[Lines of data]
:::::

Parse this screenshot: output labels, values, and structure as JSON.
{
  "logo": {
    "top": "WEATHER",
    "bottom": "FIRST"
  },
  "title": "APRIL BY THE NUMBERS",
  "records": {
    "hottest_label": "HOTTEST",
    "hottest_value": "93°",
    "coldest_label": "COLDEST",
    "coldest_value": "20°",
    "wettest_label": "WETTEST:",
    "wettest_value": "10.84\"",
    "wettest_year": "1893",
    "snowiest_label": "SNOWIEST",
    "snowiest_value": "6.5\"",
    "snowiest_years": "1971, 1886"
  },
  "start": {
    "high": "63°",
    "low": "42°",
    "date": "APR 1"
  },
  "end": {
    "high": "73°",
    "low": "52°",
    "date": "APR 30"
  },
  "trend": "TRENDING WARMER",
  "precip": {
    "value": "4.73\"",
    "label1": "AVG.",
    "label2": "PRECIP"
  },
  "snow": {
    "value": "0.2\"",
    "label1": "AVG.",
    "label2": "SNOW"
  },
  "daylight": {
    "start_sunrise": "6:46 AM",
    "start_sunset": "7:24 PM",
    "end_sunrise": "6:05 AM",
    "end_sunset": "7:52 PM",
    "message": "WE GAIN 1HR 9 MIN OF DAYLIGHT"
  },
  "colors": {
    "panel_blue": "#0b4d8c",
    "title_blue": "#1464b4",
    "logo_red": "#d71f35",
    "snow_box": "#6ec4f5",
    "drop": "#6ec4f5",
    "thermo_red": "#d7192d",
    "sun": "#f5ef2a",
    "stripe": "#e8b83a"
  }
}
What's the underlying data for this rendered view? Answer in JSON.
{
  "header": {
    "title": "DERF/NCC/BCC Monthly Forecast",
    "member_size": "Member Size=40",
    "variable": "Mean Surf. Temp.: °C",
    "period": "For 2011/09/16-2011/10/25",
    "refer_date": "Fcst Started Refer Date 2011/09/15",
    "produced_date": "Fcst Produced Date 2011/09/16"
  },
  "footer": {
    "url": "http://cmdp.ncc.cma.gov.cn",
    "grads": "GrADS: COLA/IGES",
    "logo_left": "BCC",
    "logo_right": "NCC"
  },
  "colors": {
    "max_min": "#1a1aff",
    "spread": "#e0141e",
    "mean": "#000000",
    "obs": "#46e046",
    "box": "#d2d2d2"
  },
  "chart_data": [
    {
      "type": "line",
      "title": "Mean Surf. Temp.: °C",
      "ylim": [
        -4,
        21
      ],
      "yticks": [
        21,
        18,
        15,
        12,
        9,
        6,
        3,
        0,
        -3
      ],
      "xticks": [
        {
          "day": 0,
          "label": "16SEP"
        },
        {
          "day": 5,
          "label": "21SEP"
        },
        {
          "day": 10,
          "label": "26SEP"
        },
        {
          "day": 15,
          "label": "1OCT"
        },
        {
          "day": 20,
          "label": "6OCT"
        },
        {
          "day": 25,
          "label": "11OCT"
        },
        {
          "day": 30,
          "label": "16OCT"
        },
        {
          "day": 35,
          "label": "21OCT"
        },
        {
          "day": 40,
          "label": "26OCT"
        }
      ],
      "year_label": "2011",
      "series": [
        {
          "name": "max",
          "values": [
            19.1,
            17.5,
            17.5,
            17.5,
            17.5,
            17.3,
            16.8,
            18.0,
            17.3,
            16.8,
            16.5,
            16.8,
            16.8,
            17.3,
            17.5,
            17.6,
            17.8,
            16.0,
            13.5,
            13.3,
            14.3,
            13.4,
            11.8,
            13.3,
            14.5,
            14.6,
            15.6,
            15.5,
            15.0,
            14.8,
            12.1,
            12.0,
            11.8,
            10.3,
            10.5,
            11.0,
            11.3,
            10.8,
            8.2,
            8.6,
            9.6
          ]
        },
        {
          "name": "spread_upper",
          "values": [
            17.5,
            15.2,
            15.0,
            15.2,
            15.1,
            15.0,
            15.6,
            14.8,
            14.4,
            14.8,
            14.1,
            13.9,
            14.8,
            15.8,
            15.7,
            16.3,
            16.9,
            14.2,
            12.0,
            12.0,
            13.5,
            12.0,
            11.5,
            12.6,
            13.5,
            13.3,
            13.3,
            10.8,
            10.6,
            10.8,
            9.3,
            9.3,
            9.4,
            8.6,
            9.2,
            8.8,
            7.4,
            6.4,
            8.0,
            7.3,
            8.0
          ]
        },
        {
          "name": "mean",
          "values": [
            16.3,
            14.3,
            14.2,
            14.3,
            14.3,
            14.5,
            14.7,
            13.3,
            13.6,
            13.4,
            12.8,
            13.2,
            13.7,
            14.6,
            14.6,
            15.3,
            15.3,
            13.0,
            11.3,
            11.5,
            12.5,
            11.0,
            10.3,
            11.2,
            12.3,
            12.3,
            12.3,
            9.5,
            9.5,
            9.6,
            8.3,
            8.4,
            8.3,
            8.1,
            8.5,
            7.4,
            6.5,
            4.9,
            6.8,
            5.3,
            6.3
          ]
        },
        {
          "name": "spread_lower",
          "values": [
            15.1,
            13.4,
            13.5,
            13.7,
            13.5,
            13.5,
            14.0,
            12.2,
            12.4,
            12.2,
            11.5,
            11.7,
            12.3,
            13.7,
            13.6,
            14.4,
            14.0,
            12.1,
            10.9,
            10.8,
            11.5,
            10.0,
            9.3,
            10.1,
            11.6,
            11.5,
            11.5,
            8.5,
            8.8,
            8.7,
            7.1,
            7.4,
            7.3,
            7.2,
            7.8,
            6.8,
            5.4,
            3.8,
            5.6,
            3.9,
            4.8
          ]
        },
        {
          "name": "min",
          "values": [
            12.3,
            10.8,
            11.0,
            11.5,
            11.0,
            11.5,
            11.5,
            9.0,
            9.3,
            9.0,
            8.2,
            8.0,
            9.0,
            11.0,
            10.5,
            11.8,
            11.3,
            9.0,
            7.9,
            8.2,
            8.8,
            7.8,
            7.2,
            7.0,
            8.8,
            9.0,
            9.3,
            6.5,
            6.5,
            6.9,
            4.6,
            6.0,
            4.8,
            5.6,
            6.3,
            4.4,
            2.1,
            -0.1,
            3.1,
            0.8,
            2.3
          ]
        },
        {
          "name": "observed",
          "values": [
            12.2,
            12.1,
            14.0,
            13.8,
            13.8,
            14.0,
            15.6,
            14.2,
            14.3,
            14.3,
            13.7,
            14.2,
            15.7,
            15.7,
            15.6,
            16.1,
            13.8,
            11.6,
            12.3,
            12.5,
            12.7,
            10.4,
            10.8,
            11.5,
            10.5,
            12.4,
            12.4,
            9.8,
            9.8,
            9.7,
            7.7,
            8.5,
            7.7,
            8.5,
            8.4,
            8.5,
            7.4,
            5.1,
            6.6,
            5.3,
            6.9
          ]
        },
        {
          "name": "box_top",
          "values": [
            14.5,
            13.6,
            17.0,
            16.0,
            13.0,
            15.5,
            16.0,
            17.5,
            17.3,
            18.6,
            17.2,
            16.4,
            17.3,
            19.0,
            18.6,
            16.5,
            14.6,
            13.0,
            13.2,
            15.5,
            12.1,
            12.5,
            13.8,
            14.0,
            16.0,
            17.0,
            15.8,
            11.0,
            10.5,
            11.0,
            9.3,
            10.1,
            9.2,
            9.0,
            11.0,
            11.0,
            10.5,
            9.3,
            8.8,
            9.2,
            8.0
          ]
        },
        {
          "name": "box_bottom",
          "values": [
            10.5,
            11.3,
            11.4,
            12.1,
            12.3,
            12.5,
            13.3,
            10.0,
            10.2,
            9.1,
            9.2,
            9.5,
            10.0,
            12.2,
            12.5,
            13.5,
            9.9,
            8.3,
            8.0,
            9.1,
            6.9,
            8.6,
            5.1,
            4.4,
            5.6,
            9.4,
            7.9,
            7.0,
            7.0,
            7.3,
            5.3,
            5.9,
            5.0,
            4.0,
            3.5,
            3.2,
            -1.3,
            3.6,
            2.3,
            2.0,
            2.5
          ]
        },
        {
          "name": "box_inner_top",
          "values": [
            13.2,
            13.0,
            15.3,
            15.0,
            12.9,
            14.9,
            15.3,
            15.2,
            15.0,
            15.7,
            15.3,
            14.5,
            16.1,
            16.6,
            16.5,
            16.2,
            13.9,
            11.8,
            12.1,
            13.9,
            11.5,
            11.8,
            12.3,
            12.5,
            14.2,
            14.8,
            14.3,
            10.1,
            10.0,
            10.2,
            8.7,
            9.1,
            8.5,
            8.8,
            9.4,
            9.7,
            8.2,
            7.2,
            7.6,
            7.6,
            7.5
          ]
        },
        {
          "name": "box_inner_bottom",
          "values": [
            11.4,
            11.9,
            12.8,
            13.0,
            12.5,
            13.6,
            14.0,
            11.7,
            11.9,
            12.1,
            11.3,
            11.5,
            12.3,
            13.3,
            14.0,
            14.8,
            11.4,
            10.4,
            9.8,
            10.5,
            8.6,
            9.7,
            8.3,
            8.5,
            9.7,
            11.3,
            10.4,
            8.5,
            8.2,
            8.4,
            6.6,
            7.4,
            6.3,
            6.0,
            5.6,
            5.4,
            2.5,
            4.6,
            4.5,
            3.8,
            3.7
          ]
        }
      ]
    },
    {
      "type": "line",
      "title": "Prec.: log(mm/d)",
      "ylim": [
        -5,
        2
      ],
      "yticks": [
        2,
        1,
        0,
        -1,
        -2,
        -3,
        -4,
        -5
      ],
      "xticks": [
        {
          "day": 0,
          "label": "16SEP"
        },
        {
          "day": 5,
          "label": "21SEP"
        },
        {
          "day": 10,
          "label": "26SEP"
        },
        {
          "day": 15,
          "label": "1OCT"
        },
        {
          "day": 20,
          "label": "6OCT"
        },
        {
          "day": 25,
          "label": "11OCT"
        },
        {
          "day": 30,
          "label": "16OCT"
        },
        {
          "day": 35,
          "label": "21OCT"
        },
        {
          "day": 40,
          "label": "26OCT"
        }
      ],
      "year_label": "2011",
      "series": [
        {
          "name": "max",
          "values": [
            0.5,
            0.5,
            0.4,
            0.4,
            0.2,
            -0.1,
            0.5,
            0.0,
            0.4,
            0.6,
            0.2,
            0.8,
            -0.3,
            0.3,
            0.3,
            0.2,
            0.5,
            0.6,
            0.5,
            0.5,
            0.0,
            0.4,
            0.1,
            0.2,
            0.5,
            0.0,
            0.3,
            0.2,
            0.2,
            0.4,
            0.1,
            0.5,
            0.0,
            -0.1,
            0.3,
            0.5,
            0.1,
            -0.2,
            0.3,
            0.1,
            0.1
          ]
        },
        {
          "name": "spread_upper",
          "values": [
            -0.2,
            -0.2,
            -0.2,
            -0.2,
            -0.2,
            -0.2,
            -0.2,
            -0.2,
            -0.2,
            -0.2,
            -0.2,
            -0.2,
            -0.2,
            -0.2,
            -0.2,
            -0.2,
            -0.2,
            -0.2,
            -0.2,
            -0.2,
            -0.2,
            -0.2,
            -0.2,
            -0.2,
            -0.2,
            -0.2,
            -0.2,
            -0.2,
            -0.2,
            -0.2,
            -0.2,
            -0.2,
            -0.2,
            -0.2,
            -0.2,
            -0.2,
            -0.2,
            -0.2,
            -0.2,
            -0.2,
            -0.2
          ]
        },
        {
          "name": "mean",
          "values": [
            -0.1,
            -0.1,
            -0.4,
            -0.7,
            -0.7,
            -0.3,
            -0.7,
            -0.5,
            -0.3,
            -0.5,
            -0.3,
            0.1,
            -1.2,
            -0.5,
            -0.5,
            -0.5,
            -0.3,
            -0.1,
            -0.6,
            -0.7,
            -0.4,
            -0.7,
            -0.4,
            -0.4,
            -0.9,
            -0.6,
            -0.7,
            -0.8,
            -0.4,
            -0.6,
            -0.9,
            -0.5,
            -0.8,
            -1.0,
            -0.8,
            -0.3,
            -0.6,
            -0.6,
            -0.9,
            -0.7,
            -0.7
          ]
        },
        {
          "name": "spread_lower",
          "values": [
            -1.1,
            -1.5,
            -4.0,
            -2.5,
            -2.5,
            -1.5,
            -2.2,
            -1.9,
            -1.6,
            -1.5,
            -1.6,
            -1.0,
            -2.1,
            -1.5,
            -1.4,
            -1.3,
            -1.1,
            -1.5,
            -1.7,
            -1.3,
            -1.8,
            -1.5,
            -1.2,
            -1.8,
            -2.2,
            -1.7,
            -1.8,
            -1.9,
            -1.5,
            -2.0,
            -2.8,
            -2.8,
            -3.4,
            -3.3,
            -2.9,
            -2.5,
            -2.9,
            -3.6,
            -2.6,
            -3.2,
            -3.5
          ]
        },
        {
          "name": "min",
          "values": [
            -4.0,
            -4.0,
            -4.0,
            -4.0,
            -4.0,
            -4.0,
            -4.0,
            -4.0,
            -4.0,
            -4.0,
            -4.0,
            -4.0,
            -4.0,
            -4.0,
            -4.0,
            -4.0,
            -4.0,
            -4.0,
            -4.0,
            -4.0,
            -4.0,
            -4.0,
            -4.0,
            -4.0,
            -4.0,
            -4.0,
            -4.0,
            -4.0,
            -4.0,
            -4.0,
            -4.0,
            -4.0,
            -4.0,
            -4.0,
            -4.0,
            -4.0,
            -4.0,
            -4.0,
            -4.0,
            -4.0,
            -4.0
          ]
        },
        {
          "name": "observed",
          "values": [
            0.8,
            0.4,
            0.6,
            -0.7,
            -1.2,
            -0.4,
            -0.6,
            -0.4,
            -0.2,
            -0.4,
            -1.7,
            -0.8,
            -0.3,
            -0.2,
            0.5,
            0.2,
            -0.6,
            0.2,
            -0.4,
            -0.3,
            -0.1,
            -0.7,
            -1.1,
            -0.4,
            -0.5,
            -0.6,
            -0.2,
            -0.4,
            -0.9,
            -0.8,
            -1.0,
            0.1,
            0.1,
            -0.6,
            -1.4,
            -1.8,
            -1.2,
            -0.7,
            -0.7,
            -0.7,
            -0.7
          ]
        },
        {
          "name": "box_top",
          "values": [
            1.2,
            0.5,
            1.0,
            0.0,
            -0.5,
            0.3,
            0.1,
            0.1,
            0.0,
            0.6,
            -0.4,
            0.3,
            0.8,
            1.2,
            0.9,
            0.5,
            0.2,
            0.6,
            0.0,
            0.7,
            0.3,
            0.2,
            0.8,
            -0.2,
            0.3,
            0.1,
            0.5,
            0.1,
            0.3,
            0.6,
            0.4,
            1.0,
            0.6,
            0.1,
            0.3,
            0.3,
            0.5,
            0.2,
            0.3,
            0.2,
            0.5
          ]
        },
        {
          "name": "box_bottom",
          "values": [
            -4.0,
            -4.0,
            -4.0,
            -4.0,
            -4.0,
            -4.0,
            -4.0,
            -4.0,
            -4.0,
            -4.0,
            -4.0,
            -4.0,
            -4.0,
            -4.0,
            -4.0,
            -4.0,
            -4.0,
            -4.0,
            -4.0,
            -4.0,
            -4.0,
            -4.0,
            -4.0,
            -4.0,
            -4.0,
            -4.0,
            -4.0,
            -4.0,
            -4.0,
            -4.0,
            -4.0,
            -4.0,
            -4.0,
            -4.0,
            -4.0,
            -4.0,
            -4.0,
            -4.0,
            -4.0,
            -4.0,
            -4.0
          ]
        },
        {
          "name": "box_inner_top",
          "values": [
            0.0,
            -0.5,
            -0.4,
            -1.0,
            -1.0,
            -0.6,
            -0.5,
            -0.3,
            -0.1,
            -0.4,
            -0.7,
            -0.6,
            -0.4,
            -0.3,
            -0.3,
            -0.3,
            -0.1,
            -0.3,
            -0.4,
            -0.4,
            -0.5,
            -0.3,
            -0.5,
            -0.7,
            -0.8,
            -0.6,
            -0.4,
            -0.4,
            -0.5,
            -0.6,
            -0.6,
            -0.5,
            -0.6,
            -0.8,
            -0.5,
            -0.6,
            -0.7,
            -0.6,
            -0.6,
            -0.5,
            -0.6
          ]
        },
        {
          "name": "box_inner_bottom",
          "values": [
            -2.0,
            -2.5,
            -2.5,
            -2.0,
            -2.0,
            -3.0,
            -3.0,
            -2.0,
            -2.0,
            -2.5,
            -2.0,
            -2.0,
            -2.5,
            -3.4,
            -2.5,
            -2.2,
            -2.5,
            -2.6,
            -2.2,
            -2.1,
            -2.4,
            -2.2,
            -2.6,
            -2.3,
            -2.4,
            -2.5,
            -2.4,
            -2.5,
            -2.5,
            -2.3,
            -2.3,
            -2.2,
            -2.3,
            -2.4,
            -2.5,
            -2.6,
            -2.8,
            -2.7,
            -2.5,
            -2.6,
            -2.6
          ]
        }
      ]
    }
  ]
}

:::::

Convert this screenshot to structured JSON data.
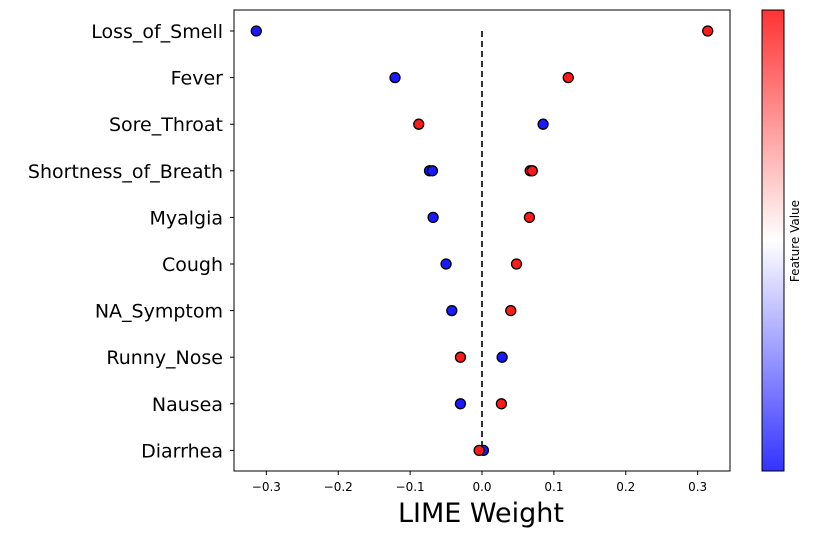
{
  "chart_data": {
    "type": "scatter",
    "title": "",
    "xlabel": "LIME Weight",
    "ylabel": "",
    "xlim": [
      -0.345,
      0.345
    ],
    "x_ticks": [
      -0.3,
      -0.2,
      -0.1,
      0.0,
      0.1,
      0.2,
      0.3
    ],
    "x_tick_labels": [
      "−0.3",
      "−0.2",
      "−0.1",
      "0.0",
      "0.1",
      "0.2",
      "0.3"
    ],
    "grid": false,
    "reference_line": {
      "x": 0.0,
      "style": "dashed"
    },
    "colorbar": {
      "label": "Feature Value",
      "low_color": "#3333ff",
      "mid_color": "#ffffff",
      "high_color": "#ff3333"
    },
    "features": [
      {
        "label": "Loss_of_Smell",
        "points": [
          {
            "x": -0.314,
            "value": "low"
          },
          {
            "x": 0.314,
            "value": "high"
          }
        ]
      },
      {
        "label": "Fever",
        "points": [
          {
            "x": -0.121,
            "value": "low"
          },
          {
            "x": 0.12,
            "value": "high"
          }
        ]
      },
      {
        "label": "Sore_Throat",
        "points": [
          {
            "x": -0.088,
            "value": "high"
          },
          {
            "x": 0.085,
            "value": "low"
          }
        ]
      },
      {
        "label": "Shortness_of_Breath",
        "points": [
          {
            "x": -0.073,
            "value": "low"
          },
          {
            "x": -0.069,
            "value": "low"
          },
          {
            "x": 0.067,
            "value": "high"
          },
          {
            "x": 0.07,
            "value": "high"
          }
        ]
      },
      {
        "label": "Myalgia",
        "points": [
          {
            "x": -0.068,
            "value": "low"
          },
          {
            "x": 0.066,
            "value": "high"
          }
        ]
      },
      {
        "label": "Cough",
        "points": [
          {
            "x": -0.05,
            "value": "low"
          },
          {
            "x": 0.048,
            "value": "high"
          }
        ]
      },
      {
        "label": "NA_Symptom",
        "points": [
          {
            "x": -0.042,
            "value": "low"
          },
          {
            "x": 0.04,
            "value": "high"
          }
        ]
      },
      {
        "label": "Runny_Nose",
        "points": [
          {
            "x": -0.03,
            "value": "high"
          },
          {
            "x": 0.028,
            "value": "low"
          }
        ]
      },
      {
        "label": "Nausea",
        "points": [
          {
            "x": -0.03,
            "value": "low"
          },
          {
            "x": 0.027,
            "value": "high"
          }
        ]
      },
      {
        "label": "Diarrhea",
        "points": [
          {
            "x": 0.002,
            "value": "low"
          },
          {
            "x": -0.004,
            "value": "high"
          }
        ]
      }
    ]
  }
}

:::::

PROBLEM STATEMENT »
Working from the material above, state how many lines contain "Fcst"; give only the number.

EXERCISE ANSWER »
2